Omit the pictures, then reproduce every remaining record exactly.

:: Entries supplied

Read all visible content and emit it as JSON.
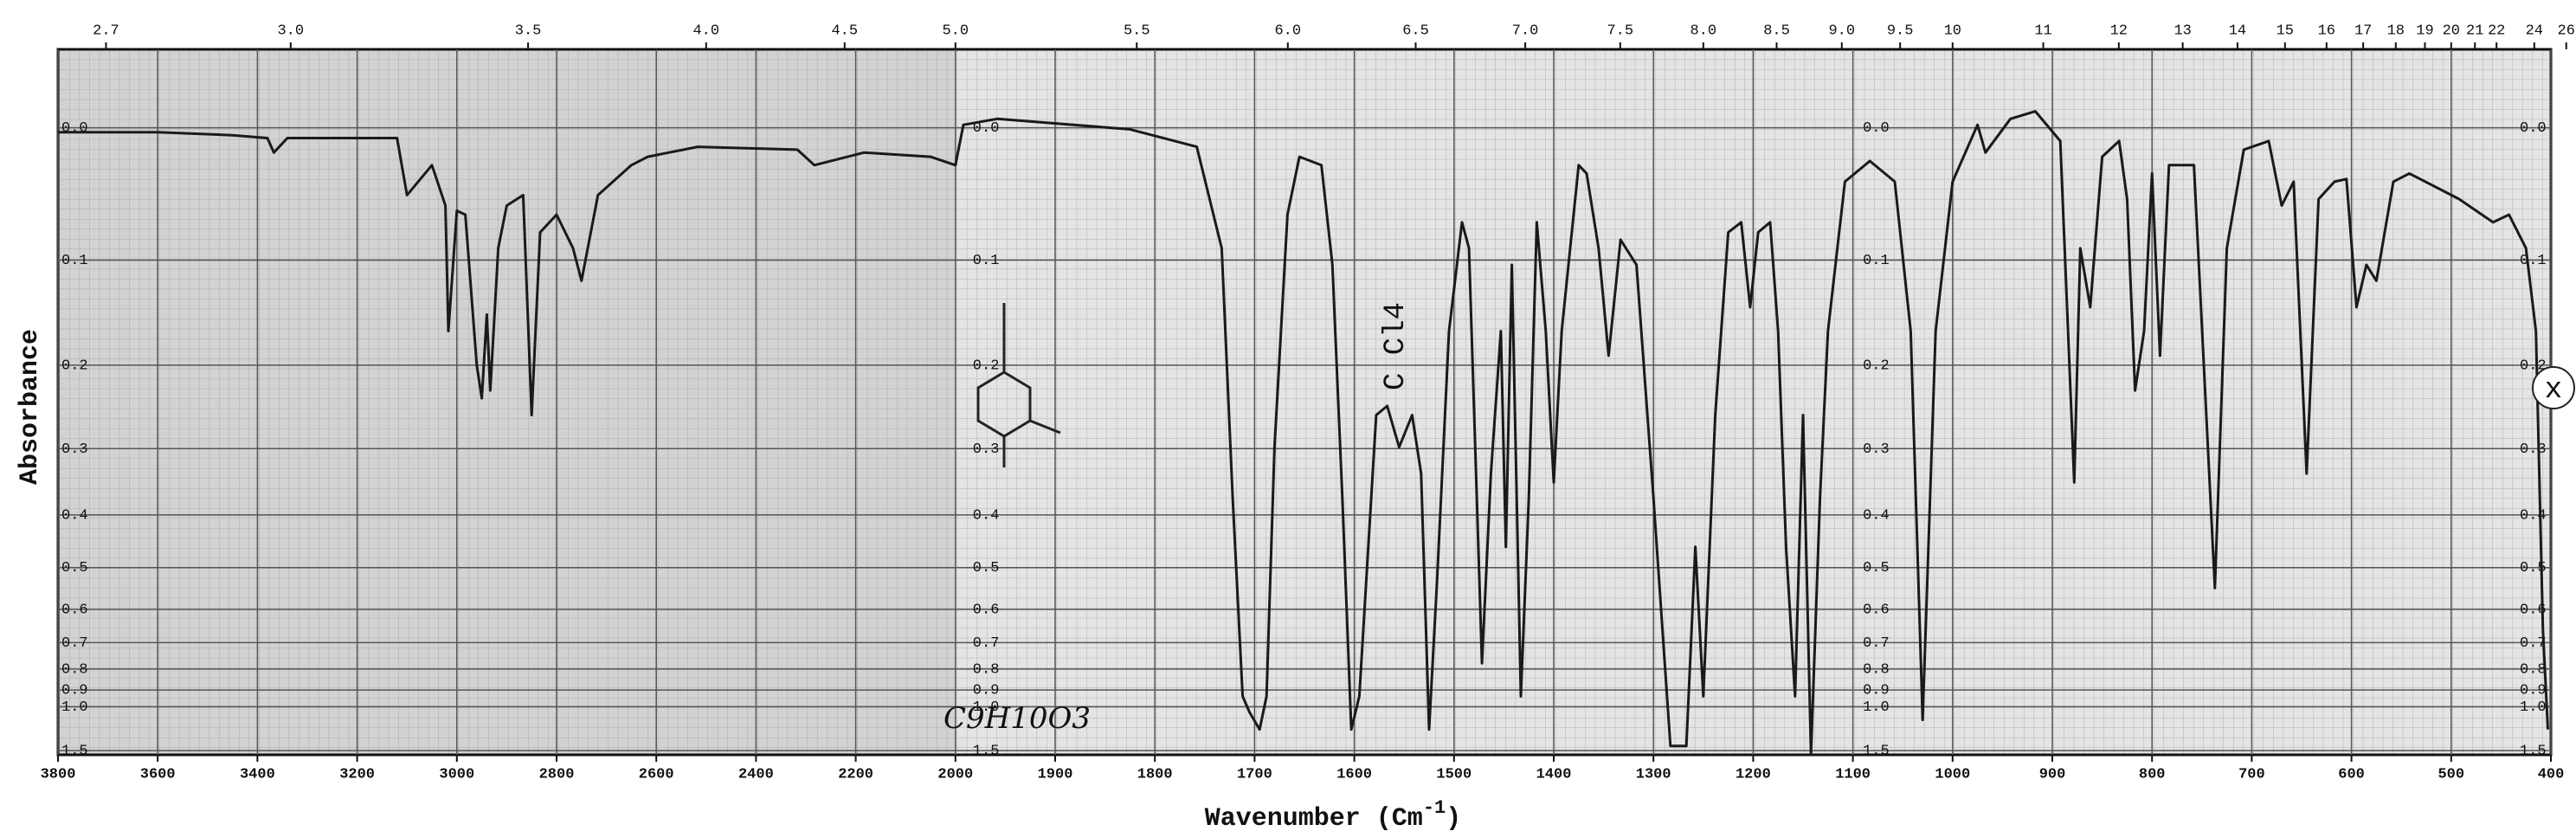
{
  "chart_data": {
    "type": "line",
    "ylabel": "Absorbance",
    "xlabel": "Wavenumber (Cm",
    "xlabel_superscript": "-1",
    "xlabel_end": ")",
    "annotations": [
      "C Cl4",
      "C9H10O3",
      "x"
    ],
    "color": "#1a1a1a",
    "grid": true,
    "y_scale": "transmittance",
    "x_break": 2000,
    "x_break_ratio": 2,
    "xlim": [
      3800,
      400
    ],
    "ylim": [
      -0.05,
      1.6
    ],
    "xticks": [
      3800,
      3600,
      3400,
      3200,
      3000,
      2800,
      2600,
      2400,
      2200,
      2000,
      1900,
      1800,
      1700,
      1600,
      1500,
      1400,
      1300,
      1200,
      1100,
      1000,
      900,
      800,
      700,
      600,
      500,
      400
    ],
    "yticks": [
      {
        "value": 0,
        "label": "0.0"
      },
      0.1,
      0.2,
      0.3,
      0.4,
      0.5,
      0.6,
      0.7,
      0.8,
      0.9,
      {
        "value": 1,
        "label": "1.0"
      },
      1.5
    ],
    "x2ticks": [
      2.7,
      {
        "value": 3,
        "label": "3.0"
      },
      3.5,
      {
        "value": 4,
        "label": "4.0"
      },
      4.5,
      {
        "value": 5,
        "label": "5.0"
      },
      5.5,
      {
        "value": 6,
        "label": "6.0"
      },
      6.5,
      {
        "value": 7,
        "label": "7.0"
      },
      7.5,
      {
        "value": 8,
        "label": "8.0"
      },
      8.5,
      {
        "value": 9,
        "label": "9.0"
      },
      9.5,
      10,
      11,
      12,
      13,
      14,
      15,
      16,
      17,
      18,
      19,
      20,
      21,
      22,
      24,
      26
    ],
    "x": [
      3800,
      3600,
      3450,
      3380,
      3367,
      3340,
      3120,
      3100,
      3050,
      3023,
      3017,
      3000,
      2983,
      2960,
      2950,
      2940,
      2933,
      2917,
      2900,
      2867,
      2850,
      2833,
      2800,
      2767,
      2750,
      2717,
      2650,
      2617,
      2517,
      2317,
      2283,
      2183,
      2050,
      2000,
      1992,
      1958,
      1825,
      1758,
      1733,
      1722,
      1712,
      1705,
      1695,
      1688,
      1680,
      1667,
      1655,
      1633,
      1622,
      1612,
      1603,
      1595,
      1588,
      1578,
      1567,
      1555,
      1542,
      1533,
      1525,
      1517,
      1505,
      1492,
      1485,
      1472,
      1463,
      1453,
      1448,
      1442,
      1433,
      1425,
      1417,
      1408,
      1400,
      1392,
      1375,
      1367,
      1355,
      1345,
      1333,
      1317,
      1300,
      1283,
      1267,
      1258,
      1250,
      1238,
      1225,
      1212,
      1203,
      1195,
      1183,
      1175,
      1167,
      1158,
      1150,
      1142,
      1133,
      1125,
      1108,
      1083,
      1058,
      1042,
      1030,
      1017,
      1000,
      975,
      967,
      942,
      917,
      892,
      878,
      872,
      862,
      850,
      833,
      825,
      817,
      808,
      800,
      792,
      783,
      758,
      737,
      725,
      708,
      683,
      670,
      658,
      645,
      633,
      617,
      605,
      595,
      585,
      575,
      558,
      542,
      492,
      458,
      442,
      425,
      415,
      408,
      403
    ],
    "values": [
      0.003,
      0.003,
      0.005,
      0.007,
      0.017,
      0.007,
      0.007,
      0.048,
      0.026,
      0.056,
      0.165,
      0.06,
      0.063,
      0.2,
      0.237,
      0.149,
      0.228,
      0.09,
      0.056,
      0.048,
      0.257,
      0.077,
      0.063,
      0.09,
      0.118,
      0.048,
      0.026,
      0.02,
      0.013,
      0.015,
      0.026,
      0.017,
      0.02,
      0.026,
      -0.002,
      -0.006,
      0.001,
      0.013,
      0.09,
      0.372,
      0.935,
      1.04,
      1.19,
      0.935,
      0.298,
      0.063,
      0.02,
      0.026,
      0.104,
      0.372,
      1.19,
      0.935,
      0.529,
      0.257,
      0.246,
      0.298,
      0.257,
      0.335,
      1.19,
      0.529,
      0.165,
      0.069,
      0.09,
      0.776,
      0.335,
      0.165,
      0.458,
      0.104,
      0.935,
      0.372,
      0.069,
      0.165,
      0.348,
      0.165,
      0.026,
      0.032,
      0.09,
      0.19,
      0.083,
      0.104,
      0.372,
      1.41,
      1.41,
      0.458,
      0.935,
      0.257,
      0.077,
      0.069,
      0.142,
      0.077,
      0.069,
      0.165,
      0.458,
      0.935,
      0.257,
      1.59,
      0.372,
      0.165,
      0.038,
      0.023,
      0.038,
      0.165,
      1.1,
      0.165,
      0.038,
      -0.002,
      0.017,
      -0.006,
      -0.011,
      0.009,
      0.348,
      0.09,
      0.142,
      0.02,
      0.009,
      0.051,
      0.228,
      0.165,
      0.032,
      0.19,
      0.026,
      0.026,
      0.546,
      0.09,
      0.015,
      0.009,
      0.056,
      0.038,
      0.335,
      0.051,
      0.038,
      0.036,
      0.142,
      0.104,
      0.118,
      0.038,
      0.032,
      0.051,
      0.069,
      0.063,
      0.09,
      0.165,
      0.66,
      1.19
    ]
  }
}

::::

--- Expected output ---
Read all visible content and emit it as JSON.
{
  "chart_data": {
    "type": "line",
    "ylabel": "Absorbance",
    "xlabel": "Wavenumber (Cm",
    "xlabel_superscript": "-1",
    "xlabel_end": ")",
    "annotations": [
      "C Cl4",
      "C9H10O3",
      "x"
    ],
    "color": "#1a1a1a",
    "grid": true,
    "y_scale": "transmittance",
    "x_break": 2000,
    "x_break_ratio": 2,
    "xlim": [
      3800,
      400
    ],
    "ylim": [
      -0.05,
      1.6
    ],
    "xticks": [
      3800,
      3600,
      3400,
      3200,
      3000,
      2800,
      2600,
      2400,
      2200,
      2000,
      1900,
      1800,
      1700,
      1600,
      1500,
      1400,
      1300,
      1200,
      1100,
      1000,
      900,
      800,
      700,
      600,
      500,
      400
    ],
    "yticks": [
      {
        "value": 0,
        "label": "0.0"
      },
      0.1,
      0.2,
      0.3,
      0.4,
      0.5,
      0.6,
      0.7,
      0.8,
      0.9,
      {
        "value": 1,
        "label": "1.0"
      },
      1.5
    ],
    "x2ticks": [
      2.7,
      {
        "value": 3,
        "label": "3.0"
      },
      3.5,
      {
        "value": 4,
        "label": "4.0"
      },
      4.5,
      {
        "value": 5,
        "label": "5.0"
      },
      5.5,
      {
        "value": 6,
        "label": "6.0"
      },
      6.5,
      {
        "value": 7,
        "label": "7.0"
      },
      7.5,
      {
        "value": 8,
        "label": "8.0"
      },
      8.5,
      {
        "value": 9,
        "label": "9.0"
      },
      9.5,
      10,
      11,
      12,
      13,
      14,
      15,
      16,
      17,
      18,
      19,
      20,
      21,
      22,
      24,
      26
    ],
    "x": [
      3800,
      3600,
      3450,
      3380,
      3367,
      3340,
      3120,
      3100,
      3050,
      3023,
      3017,
      3000,
      2983,
      2960,
      2950,
      2940,
      2933,
      2917,
      2900,
      2867,
      2850,
      2833,
      2800,
      2767,
      2750,
      2717,
      2650,
      2617,
      2517,
      2317,
      2283,
      2183,
      2050,
      2000,
      1992,
      1958,
      1825,
      1758,
      1733,
      1722,
      1712,
      1705,
      1695,
      1688,
      1680,
      1667,
      1655,
      1633,
      1622,
      1612,
      1603,
      1595,
      1588,
      1578,
      1567,
      1555,
      1542,
      1533,
      1525,
      1517,
      1505,
      1492,
      1485,
      1472,
      1463,
      1453,
      1448,
      1442,
      1433,
      1425,
      1417,
      1408,
      1400,
      1392,
      1375,
      1367,
      1355,
      1345,
      1333,
      1317,
      1300,
      1283,
      1267,
      1258,
      1250,
      1238,
      1225,
      1212,
      1203,
      1195,
      1183,
      1175,
      1167,
      1158,
      1150,
      1142,
      1133,
      1125,
      1108,
      1083,
      1058,
      1042,
      1030,
      1017,
      1000,
      975,
      967,
      942,
      917,
      892,
      878,
      872,
      862,
      850,
      833,
      825,
      817,
      808,
      800,
      792,
      783,
      758,
      737,
      725,
      708,
      683,
      670,
      658,
      645,
      633,
      617,
      605,
      595,
      585,
      575,
      558,
      542,
      492,
      458,
      442,
      425,
      415,
      408,
      403
    ],
    "values": [
      0.003,
      0.003,
      0.005,
      0.007,
      0.017,
      0.007,
      0.007,
      0.048,
      0.026,
      0.056,
      0.165,
      0.06,
      0.063,
      0.2,
      0.237,
      0.149,
      0.228,
      0.09,
      0.056,
      0.048,
      0.257,
      0.077,
      0.063,
      0.09,
      0.118,
      0.048,
      0.026,
      0.02,
      0.013,
      0.015,
      0.026,
      0.017,
      0.02,
      0.026,
      -0.002,
      -0.006,
      0.001,
      0.013,
      0.09,
      0.372,
      0.935,
      1.04,
      1.19,
      0.935,
      0.298,
      0.063,
      0.02,
      0.026,
      0.104,
      0.372,
      1.19,
      0.935,
      0.529,
      0.257,
      0.246,
      0.298,
      0.257,
      0.335,
      1.19,
      0.529,
      0.165,
      0.069,
      0.09,
      0.776,
      0.335,
      0.165,
      0.458,
      0.104,
      0.935,
      0.372,
      0.069,
      0.165,
      0.348,
      0.165,
      0.026,
      0.032,
      0.09,
      0.19,
      0.083,
      0.104,
      0.372,
      1.41,
      1.41,
      0.458,
      0.935,
      0.257,
      0.077,
      0.069,
      0.142,
      0.077,
      0.069,
      0.165,
      0.458,
      0.935,
      0.257,
      1.59,
      0.372,
      0.165,
      0.038,
      0.023,
      0.038,
      0.165,
      1.1,
      0.165,
      0.038,
      -0.002,
      0.017,
      -0.006,
      -0.011,
      0.009,
      0.348,
      0.09,
      0.142,
      0.02,
      0.009,
      0.051,
      0.228,
      0.165,
      0.032,
      0.19,
      0.026,
      0.026,
      0.546,
      0.09,
      0.015,
      0.009,
      0.056,
      0.038,
      0.335,
      0.051,
      0.038,
      0.036,
      0.142,
      0.104,
      0.118,
      0.038,
      0.032,
      0.051,
      0.069,
      0.063,
      0.09,
      0.165,
      0.66,
      1.19
    ]
  }
}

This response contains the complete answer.